STATED PROBLEM. Search the material below for the string "others" and list each line that holds it.

EXTRACTED ENTRIES.
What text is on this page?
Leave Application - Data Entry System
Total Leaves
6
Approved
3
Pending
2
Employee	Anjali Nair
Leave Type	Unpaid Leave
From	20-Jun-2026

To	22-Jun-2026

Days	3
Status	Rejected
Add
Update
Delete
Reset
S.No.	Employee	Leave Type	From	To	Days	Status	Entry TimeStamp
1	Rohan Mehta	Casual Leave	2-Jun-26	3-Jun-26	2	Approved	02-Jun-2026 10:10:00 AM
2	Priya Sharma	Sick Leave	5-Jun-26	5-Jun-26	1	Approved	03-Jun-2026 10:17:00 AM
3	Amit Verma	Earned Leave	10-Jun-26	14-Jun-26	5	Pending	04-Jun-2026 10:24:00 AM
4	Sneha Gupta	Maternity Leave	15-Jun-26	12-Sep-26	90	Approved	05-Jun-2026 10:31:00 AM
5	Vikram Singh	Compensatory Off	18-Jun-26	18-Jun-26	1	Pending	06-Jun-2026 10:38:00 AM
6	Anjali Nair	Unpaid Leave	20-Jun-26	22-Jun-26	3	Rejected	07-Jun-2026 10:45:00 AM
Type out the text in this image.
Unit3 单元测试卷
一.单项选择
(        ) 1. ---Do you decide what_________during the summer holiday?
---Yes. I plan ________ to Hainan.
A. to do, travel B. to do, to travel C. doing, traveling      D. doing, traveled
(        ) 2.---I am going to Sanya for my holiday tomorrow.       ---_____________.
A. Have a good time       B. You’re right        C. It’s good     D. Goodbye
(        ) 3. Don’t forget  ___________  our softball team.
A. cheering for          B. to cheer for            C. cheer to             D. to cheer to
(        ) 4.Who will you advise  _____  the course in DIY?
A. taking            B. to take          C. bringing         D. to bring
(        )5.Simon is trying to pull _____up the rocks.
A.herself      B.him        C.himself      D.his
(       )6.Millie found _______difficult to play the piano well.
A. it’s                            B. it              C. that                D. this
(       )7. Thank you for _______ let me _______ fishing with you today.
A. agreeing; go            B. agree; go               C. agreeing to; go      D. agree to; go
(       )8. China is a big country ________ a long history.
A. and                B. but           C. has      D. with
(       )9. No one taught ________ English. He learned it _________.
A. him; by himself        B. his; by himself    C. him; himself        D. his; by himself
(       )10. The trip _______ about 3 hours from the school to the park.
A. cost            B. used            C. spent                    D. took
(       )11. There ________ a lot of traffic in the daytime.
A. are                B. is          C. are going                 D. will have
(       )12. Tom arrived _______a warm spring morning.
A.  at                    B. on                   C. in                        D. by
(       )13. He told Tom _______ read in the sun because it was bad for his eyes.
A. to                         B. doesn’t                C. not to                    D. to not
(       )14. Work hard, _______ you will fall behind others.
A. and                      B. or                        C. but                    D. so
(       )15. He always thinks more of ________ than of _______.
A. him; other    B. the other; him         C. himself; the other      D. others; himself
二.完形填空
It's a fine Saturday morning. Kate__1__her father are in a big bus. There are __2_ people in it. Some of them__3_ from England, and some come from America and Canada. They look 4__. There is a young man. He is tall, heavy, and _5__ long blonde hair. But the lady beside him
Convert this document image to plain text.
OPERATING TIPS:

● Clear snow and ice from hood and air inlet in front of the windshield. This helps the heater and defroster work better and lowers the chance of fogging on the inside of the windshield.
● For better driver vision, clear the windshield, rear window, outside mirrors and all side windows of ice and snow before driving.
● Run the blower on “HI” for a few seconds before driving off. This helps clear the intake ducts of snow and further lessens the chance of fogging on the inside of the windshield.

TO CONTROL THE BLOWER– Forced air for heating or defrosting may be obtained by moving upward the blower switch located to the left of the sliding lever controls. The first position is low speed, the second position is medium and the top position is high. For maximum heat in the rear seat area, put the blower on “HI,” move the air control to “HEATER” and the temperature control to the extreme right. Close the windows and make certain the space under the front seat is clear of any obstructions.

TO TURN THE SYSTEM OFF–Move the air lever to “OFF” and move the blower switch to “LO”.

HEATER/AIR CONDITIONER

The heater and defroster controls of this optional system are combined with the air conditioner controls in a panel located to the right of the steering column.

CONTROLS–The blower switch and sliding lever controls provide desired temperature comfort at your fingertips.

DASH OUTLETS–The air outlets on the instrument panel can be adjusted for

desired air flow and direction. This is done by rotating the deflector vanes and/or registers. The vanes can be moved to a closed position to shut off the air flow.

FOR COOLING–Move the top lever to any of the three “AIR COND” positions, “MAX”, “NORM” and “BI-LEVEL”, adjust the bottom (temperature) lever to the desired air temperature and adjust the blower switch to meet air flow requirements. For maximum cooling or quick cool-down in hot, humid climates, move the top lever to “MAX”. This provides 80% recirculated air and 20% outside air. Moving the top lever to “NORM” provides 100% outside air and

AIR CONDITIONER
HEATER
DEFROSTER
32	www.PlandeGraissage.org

FINISHED ANSWER.
(       )14. Work hard, _______ you will fall behind others.
A. him; other    B. the other; him         C. himself; the other      D. others; himself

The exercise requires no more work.